Problem requirements:
Find and copy each line of the records where the string "description" shows up.

Data shown:
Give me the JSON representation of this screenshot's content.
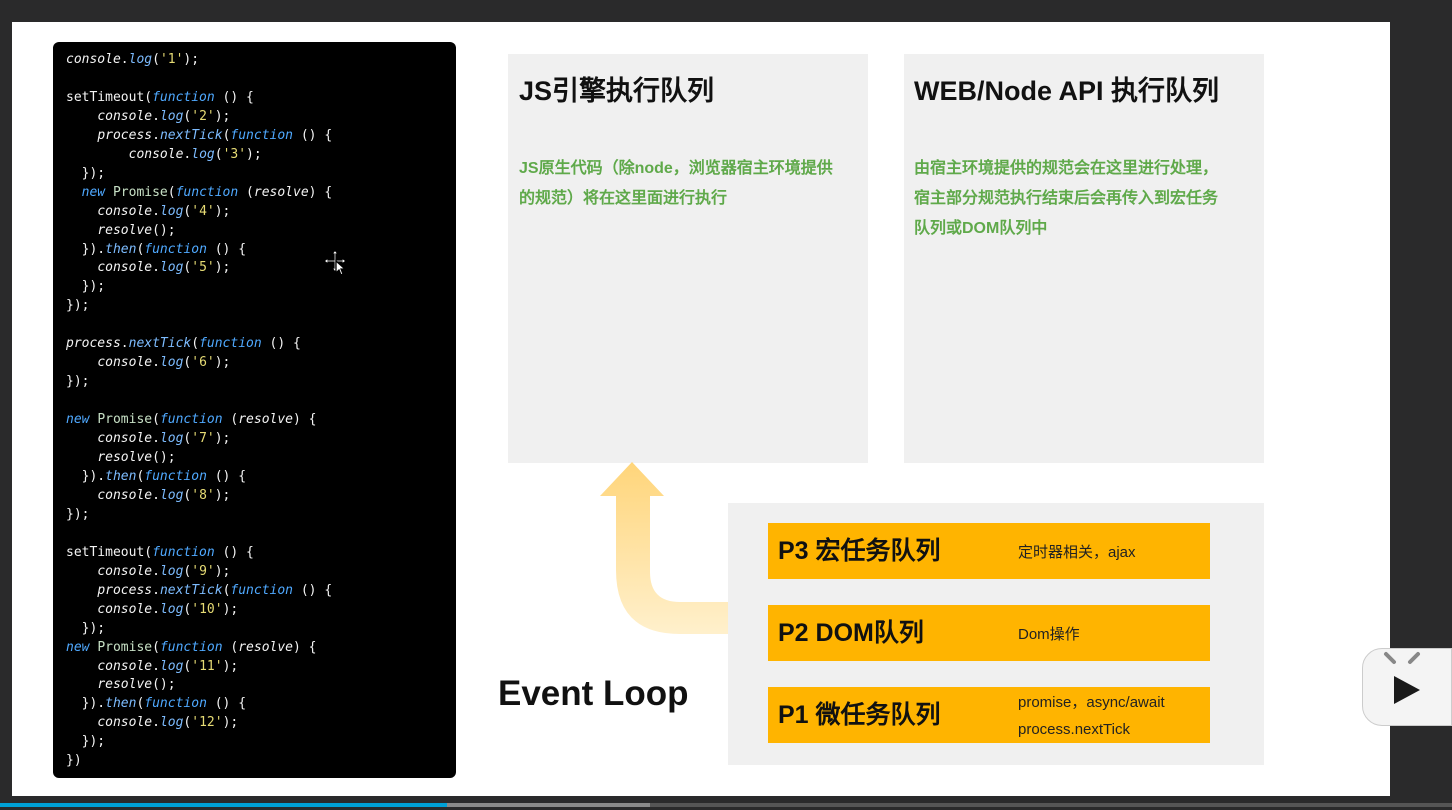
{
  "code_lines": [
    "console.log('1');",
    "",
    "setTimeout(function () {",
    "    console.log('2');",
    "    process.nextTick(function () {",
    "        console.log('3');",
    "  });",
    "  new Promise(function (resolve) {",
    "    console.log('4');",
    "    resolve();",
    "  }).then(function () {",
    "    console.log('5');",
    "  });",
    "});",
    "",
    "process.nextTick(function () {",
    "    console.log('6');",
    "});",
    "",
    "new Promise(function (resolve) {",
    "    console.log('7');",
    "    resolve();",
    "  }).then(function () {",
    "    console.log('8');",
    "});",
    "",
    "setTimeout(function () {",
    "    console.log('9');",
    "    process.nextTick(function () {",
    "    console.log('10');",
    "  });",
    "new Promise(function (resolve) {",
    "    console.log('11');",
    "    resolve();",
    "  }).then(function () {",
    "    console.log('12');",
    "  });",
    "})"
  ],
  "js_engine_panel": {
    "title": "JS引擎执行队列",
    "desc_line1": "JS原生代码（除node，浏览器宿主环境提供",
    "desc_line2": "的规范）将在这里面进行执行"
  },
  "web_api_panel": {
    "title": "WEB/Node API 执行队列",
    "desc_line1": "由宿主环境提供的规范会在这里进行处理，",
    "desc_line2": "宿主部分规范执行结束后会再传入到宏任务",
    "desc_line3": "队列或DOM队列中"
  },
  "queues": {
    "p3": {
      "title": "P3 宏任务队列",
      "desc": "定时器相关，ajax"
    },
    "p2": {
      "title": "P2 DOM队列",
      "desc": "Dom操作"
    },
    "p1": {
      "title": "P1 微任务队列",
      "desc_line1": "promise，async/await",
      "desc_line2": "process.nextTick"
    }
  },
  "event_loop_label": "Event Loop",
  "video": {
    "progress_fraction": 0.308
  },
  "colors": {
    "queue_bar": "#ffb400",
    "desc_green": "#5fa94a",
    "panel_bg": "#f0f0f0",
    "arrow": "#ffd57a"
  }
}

==

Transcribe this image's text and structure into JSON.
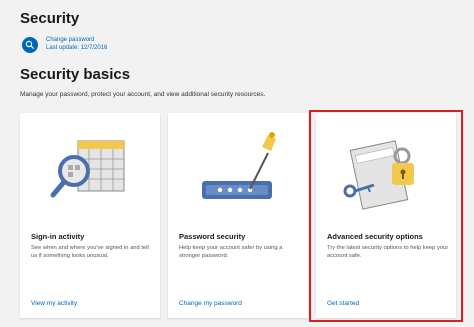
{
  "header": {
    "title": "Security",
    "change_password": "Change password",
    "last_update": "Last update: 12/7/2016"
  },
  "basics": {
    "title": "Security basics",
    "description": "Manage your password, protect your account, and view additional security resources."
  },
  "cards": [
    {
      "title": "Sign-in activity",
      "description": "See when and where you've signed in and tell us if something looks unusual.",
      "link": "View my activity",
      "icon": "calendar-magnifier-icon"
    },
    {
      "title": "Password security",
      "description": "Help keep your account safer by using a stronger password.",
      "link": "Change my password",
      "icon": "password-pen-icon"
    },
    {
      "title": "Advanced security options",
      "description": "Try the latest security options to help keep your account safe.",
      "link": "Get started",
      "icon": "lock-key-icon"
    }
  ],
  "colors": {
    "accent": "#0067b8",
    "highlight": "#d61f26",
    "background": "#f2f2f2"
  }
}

Correct result:
    "description": "Manage your password, protect your account, and view additional security resources."
      "description": "See when and where you've signed in and tell us if something looks unusual.",
      "description": "Help keep your account safer by using a stronger password.",
      "description": "Try the latest security options to help keep your account safe.",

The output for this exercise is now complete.